— Start —

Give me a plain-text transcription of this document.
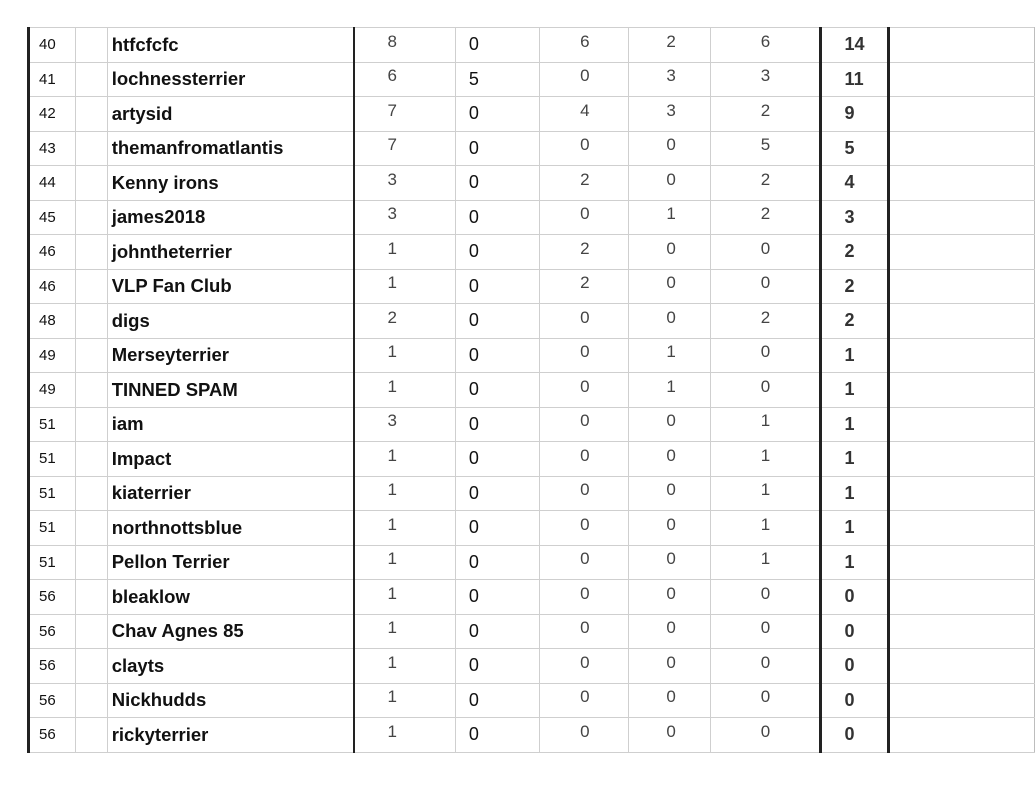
40		htfcfcfc	8	0	6	2	6	14	
41		lochnessterrier	6	5	0	3	3	11	
42		artysid	7	0	4	3	2	9	
43		themanfromatlantis	7	0	0	0	5	5	
44		Kenny irons	3	0	2	0	2	4	
45		james2018	3	0	0	1	2	3	
46		johntheterrier	1	0	2	0	0	2	
46		VLP Fan Club	1	0	2	0	0	2	
48		digs	2	0	0	0	2	2	
49		Merseyterrier	1	0	0	1	0	1	
49		TINNED SPAM	1	0	0	1	0	1	
51		iam	3	0	0	0	1	1	
51		Impact	1	0	0	0	1	1	
51		kiaterrier	1	0	0	0	1	1	
51		northnottsblue	1	0	0	0	1	1	
51		Pellon Terrier	1	0	0	0	1	1	
56		bleaklow	1	0	0	0	0	0	
56		Chav Agnes 85	1	0	0	0	0	0	
56		clayts	1	0	0	0	0	0	
56		Nickhudds	1	0	0	0	0	0	
56		rickyterrier	1	0	0	0	0	0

— End —

What to do »
Write the records out again in full, exactly, and skip every picture.

The reply »
Give me a plain-text transcription of this document.
40		htfcfcfc	8	0	6	2	6	14	
41		lochnessterrier	6	5	0	3	3	11	
42		artysid	7	0	4	3	2	9	
43		themanfromatlantis	7	0	0	0	5	5	
44		Kenny irons	3	0	2	0	2	4	
45		james2018	3	0	0	1	2	3	
46		johntheterrier	1	0	2	0	0	2	
46		VLP Fan Club	1	0	2	0	0	2	
48		digs	2	0	0	0	2	2	
49		Merseyterrier	1	0	0	1	0	1	
49		TINNED SPAM	1	0	0	1	0	1	
51		iam	3	0	0	0	1	1	
51		Impact	1	0	0	0	1	1	
51		kiaterrier	1	0	0	0	1	1	
51		northnottsblue	1	0	0	0	1	1	
51		Pellon Terrier	1	0	0	0	1	1	
56		bleaklow	1	0	0	0	0	0	
56		Chav Agnes 85	1	0	0	0	0	0	
56		clayts	1	0	0	0	0	0	
56		Nickhudds	1	0	0	0	0	0	
56		rickyterrier	1	0	0	0	0	0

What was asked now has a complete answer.